What is required>
Identify the lines containing the word "leben". Copy each one.

(Stored data entries)
- - - -
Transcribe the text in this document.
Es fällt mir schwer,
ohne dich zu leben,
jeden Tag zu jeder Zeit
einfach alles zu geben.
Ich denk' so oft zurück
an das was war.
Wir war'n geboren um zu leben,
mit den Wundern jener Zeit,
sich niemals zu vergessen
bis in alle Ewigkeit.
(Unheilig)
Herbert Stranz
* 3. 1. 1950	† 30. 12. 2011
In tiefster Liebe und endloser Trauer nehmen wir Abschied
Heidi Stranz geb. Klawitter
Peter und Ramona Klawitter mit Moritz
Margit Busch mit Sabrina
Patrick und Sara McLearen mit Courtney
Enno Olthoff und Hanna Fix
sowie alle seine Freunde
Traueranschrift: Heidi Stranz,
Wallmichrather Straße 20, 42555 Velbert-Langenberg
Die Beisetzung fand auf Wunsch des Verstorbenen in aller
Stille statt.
- - - -
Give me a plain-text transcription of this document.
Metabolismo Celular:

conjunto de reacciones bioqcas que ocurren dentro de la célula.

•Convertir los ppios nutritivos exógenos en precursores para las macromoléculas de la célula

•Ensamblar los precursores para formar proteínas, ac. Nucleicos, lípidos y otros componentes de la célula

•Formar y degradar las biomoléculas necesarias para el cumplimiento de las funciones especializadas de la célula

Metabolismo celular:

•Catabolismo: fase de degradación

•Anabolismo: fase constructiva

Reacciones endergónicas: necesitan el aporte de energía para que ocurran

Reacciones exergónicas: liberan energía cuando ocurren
- - - -
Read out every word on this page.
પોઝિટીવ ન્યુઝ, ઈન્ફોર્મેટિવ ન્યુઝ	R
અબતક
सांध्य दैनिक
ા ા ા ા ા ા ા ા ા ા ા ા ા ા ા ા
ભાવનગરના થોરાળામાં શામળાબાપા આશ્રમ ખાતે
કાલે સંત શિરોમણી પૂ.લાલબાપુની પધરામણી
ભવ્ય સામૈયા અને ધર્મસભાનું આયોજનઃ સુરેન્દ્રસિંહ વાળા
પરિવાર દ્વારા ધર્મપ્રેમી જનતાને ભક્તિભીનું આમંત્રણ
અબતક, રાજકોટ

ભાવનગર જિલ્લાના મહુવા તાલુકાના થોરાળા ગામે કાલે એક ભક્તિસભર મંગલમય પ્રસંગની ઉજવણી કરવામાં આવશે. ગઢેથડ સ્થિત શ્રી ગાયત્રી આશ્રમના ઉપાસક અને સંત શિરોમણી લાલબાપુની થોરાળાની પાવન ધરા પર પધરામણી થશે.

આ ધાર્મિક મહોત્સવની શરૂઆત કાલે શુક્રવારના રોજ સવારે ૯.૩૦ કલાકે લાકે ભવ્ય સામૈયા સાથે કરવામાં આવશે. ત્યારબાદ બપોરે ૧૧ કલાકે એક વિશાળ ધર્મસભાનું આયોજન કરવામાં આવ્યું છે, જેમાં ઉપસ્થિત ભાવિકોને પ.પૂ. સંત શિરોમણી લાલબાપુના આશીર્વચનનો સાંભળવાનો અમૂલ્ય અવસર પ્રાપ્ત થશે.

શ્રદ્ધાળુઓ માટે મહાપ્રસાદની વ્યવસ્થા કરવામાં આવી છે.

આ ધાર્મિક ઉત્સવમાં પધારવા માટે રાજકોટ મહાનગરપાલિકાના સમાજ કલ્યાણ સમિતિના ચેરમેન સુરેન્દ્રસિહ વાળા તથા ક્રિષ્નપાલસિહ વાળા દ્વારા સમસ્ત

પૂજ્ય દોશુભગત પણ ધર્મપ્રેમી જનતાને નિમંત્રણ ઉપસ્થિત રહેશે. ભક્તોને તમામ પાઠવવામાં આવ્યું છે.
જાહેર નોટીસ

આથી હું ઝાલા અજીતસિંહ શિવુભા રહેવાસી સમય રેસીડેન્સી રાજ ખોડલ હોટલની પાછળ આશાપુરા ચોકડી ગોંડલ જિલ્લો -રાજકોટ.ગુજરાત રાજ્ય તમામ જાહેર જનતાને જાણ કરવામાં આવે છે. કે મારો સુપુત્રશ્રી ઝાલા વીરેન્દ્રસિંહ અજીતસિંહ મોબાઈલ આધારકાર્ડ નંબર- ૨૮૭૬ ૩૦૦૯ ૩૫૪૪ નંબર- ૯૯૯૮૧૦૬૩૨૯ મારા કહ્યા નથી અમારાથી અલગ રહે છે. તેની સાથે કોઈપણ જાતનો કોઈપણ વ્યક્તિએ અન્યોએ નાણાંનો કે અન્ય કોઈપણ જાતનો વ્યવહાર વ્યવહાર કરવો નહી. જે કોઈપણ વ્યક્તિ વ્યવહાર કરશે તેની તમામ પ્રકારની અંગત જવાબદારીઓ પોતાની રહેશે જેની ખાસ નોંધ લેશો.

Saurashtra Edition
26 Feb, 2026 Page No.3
- - - -
Solution>
ohne dich zu leben,
Wir war'n geboren um zu leben,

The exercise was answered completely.